#### AIM:
Print the full listing exactly.

Extracted data entries:

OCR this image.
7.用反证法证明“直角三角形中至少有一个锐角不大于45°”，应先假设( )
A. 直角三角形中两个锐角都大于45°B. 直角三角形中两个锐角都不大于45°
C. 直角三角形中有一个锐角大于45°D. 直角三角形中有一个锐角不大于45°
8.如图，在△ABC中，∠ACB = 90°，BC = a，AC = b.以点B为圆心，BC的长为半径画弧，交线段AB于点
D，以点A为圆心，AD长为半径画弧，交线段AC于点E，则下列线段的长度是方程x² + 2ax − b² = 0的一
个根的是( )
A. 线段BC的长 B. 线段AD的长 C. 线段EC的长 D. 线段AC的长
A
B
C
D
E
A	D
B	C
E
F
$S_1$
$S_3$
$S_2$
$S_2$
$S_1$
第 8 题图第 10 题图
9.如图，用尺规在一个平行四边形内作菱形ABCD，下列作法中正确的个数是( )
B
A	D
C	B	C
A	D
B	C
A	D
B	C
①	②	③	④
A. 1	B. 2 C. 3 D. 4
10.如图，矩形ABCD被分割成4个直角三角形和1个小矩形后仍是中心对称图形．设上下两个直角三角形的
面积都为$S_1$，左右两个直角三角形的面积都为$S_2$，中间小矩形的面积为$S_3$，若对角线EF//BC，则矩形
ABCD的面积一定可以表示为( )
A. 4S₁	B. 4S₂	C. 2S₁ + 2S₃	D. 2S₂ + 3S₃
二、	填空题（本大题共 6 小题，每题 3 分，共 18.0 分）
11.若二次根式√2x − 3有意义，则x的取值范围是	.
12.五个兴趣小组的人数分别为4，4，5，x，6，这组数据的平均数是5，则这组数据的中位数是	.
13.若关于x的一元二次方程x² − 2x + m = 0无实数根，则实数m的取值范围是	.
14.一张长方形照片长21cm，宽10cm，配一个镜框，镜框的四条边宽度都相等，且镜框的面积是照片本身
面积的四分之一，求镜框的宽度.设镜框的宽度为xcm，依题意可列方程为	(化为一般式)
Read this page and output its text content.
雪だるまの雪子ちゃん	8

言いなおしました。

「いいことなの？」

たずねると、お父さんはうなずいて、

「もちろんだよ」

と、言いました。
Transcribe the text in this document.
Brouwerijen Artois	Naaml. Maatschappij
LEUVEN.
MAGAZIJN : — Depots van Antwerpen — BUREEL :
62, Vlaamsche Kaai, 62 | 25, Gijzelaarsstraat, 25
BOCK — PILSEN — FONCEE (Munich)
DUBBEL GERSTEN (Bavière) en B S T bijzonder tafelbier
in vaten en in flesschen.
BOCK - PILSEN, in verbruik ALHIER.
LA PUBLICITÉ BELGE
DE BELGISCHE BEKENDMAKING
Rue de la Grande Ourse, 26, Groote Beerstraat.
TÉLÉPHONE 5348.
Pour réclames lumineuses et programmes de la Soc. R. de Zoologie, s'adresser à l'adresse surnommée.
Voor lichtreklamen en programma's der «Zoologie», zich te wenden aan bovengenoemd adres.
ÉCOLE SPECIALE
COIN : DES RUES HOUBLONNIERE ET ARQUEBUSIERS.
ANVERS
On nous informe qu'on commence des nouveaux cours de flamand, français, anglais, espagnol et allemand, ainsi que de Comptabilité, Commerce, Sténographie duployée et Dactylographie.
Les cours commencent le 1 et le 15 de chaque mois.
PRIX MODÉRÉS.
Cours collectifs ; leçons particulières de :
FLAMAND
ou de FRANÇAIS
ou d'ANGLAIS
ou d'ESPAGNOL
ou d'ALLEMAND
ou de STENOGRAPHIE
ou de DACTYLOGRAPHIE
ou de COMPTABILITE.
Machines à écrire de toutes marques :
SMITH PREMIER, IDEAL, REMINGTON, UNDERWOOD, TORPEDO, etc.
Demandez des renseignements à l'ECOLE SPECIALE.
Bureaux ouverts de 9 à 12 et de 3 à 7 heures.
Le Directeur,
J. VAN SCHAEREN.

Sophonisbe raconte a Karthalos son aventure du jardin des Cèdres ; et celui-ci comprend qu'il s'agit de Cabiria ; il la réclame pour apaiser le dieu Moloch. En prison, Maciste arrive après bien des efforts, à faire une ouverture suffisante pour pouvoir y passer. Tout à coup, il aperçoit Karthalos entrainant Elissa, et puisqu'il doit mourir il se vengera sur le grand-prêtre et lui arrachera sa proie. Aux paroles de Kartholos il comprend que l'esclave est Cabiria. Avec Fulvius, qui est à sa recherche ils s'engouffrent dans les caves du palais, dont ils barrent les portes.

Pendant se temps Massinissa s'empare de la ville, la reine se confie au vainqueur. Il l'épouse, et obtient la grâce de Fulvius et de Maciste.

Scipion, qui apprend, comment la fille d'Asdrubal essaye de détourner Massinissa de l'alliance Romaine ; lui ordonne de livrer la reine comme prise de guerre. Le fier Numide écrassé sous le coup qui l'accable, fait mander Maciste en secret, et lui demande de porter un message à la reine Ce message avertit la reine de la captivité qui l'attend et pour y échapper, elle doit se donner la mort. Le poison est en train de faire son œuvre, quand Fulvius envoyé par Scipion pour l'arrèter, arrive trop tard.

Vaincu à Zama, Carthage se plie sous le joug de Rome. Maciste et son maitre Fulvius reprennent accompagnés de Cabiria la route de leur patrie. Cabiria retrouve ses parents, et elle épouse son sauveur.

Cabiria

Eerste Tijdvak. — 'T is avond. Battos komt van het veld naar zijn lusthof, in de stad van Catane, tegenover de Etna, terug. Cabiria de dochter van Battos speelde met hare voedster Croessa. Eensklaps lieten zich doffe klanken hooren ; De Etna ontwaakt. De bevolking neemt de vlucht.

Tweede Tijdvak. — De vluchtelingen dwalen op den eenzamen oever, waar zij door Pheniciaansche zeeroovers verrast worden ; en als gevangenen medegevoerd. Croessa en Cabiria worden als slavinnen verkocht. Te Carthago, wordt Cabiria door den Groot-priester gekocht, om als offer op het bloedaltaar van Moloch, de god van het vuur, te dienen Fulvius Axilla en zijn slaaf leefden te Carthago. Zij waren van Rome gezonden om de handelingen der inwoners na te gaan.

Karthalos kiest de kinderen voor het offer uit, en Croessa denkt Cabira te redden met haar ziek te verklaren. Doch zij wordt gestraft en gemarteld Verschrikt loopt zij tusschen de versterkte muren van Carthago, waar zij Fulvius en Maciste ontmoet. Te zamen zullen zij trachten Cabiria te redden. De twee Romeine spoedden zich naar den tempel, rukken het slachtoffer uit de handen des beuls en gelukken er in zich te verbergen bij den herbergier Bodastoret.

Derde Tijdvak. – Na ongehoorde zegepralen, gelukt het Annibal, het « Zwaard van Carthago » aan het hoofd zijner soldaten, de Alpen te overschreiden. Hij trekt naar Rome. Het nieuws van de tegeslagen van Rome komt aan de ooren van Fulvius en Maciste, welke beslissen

#### OUTPUT FOR THIS TASK:
OCR this image.
7.用反证法证明“直角三角形中至少有一个锐角不大于45°”，应先假设( )
A. 直角三角形中两个锐角都大于45°B. 直角三角形中两个锐角都不大于45°
C. 直角三角形中有一个锐角大于45°D. 直角三角形中有一个锐角不大于45°
8.如图，在△ABC中，∠ACB = 90°，BC = a，AC = b.以点B为圆心，BC的长为半径画弧，交线段AB于点
D，以点A为圆心，AD长为半径画弧，交线段AC于点E，则下列线段的长度是方程x² + 2ax − b² = 0的一
个根的是( )
A. 线段BC的长 B. 线段AD的长 C. 线段EC的长 D. 线段AC的长
A
B
C
D
E
A	D
B	C
E
F
$S_1$
$S_3$
$S_2$
$S_2$
$S_1$
第 8 题图第 10 题图
9.如图，用尺规在一个平行四边形内作菱形ABCD，下列作法中正确的个数是( )
B
A	D
C	B	C
A	D
B	C
A	D
B	C
①	②	③	④
A. 1	B. 2 C. 3 D. 4
10.如图，矩形ABCD被分割成4个直角三角形和1个小矩形后仍是中心对称图形．设上下两个直角三角形的
面积都为$S_1$，左右两个直角三角形的面积都为$S_2$，中间小矩形的面积为$S_3$，若对角线EF//BC，则矩形
ABCD的面积一定可以表示为( )
A. 4S₁	B. 4S₂	C. 2S₁ + 2S₃	D. 2S₂ + 3S₃
二、	填空题（本大题共 6 小题，每题 3 分，共 18.0 分）
11.若二次根式√2x − 3有意义，则x的取值范围是	.
12.五个兴趣小组的人数分别为4，4，5，x，6，这组数据的平均数是5，则这组数据的中位数是	.
13.若关于x的一元二次方程x² − 2x + m = 0无实数根，则实数m的取值范围是	.
14.一张长方形照片长21cm，宽10cm，配一个镜框，镜框的四条边宽度都相等，且镜框的面积是照片本身
面积的四分之一，求镜框的宽度.设镜框的宽度为xcm，依题意可列方程为	(化为一般式)
Read this page and output its text content.
雪だるまの雪子ちゃん	8

言いなおしました。

「いいことなの？」

たずねると、お父さんはうなずいて、

「もちろんだよ」

と、言いました。
Transcribe the text in this document.
Brouwerijen Artois	Naaml. Maatschappij
LEUVEN.
MAGAZIJN : — Depots van Antwerpen — BUREEL :
62, Vlaamsche Kaai, 62 | 25, Gijzelaarsstraat, 25
BOCK — PILSEN — FONCEE (Munich)
DUBBEL GERSTEN (Bavière) en B S T bijzonder tafelbier
in vaten en in flesschen.
BOCK - PILSEN, in verbruik ALHIER.
LA PUBLICITÉ BELGE
DE BELGISCHE BEKENDMAKING
Rue de la Grande Ourse, 26, Groote Beerstraat.
TÉLÉPHONE 5348.
Pour réclames lumineuses et programmes de la Soc. R. de Zoologie, s'adresser à l'adresse surnommée.
Voor lichtreklamen en programma's der «Zoologie», zich te wenden aan bovengenoemd adres.
ÉCOLE SPECIALE
COIN : DES RUES HOUBLONNIERE ET ARQUEBUSIERS.
ANVERS
On nous informe qu'on commence des nouveaux cours de flamand, français, anglais, espagnol et allemand, ainsi que de Comptabilité, Commerce, Sténographie duployée et Dactylographie.
Les cours commencent le 1 et le 15 de chaque mois.
PRIX MODÉRÉS.
Cours collectifs ; leçons particulières de :
FLAMAND
ou de FRANÇAIS
ou d'ANGLAIS
ou d'ESPAGNOL
ou d'ALLEMAND
ou de STENOGRAPHIE
ou de DACTYLOGRAPHIE
ou de COMPTABILITE.
Machines à écrire de toutes marques :
SMITH PREMIER, IDEAL, REMINGTON, UNDERWOOD, TORPEDO, etc.
Demandez des renseignements à l'ECOLE SPECIALE.
Bureaux ouverts de 9 à 12 et de 3 à 7 heures.
Le Directeur,
J. VAN SCHAEREN.

Sophonisbe raconte a Karthalos son aventure du jardin des Cèdres ; et celui-ci comprend qu'il s'agit de Cabiria ; il la réclame pour apaiser le dieu Moloch. En prison, Maciste arrive après bien des efforts, à faire une ouverture suffisante pour pouvoir y passer. Tout à coup, il aperçoit Karthalos entrainant Elissa, et puisqu'il doit mourir il se vengera sur le grand-prêtre et lui arrachera sa proie. Aux paroles de Kartholos il comprend que l'esclave est Cabiria. Avec Fulvius, qui est à sa recherche ils s'engouffrent dans les caves du palais, dont ils barrent les portes.

Pendant se temps Massinissa s'empare de la ville, la reine se confie au vainqueur. Il l'épouse, et obtient la grâce de Fulvius et de Maciste.

Scipion, qui apprend, comment la fille d'Asdrubal essaye de détourner Massinissa de l'alliance Romaine ; lui ordonne de livrer la reine comme prise de guerre. Le fier Numide écrassé sous le coup qui l'accable, fait mander Maciste en secret, et lui demande de porter un message à la reine Ce message avertit la reine de la captivité qui l'attend et pour y échapper, elle doit se donner la mort. Le poison est en train de faire son œuvre, quand Fulvius envoyé par Scipion pour l'arrèter, arrive trop tard.

Vaincu à Zama, Carthage se plie sous le joug de Rome. Maciste et son maitre Fulvius reprennent accompagnés de Cabiria la route de leur patrie. Cabiria retrouve ses parents, et elle épouse son sauveur.

Cabiria

Eerste Tijdvak. — 'T is avond. Battos komt van het veld naar zijn lusthof, in de stad van Catane, tegenover de Etna, terug. Cabiria de dochter van Battos speelde met hare voedster Croessa. Eensklaps lieten zich doffe klanken hooren ; De Etna ontwaakt. De bevolking neemt de vlucht.

Tweede Tijdvak. — De vluchtelingen dwalen op den eenzamen oever, waar zij door Pheniciaansche zeeroovers verrast worden ; en als gevangenen medegevoerd. Croessa en Cabiria worden als slavinnen verkocht. Te Carthago, wordt Cabiria door den Groot-priester gekocht, om als offer op het bloedaltaar van Moloch, de god van het vuur, te dienen Fulvius Axilla en zijn slaaf leefden te Carthago. Zij waren van Rome gezonden om de handelingen der inwoners na te gaan.

Karthalos kiest de kinderen voor het offer uit, en Croessa denkt Cabira te redden met haar ziek te verklaren. Doch zij wordt gestraft en gemarteld Verschrikt loopt zij tusschen de versterkte muren van Carthago, waar zij Fulvius en Maciste ontmoet. Te zamen zullen zij trachten Cabiria te redden. De twee Romeine spoedden zich naar den tempel, rukken het slachtoffer uit de handen des beuls en gelukken er in zich te verbergen bij den herbergier Bodastoret.

Derde Tijdvak. – Na ongehoorde zegepralen, gelukt het Annibal, het « Zwaard van Carthago » aan het hoofd zijner soldaten, de Alpen te overschreiden. Hij trekt naar Rome. Het nieuws van de tegeslagen van Rome komt aan de ooren van Fulvius en Maciste, welke beslissen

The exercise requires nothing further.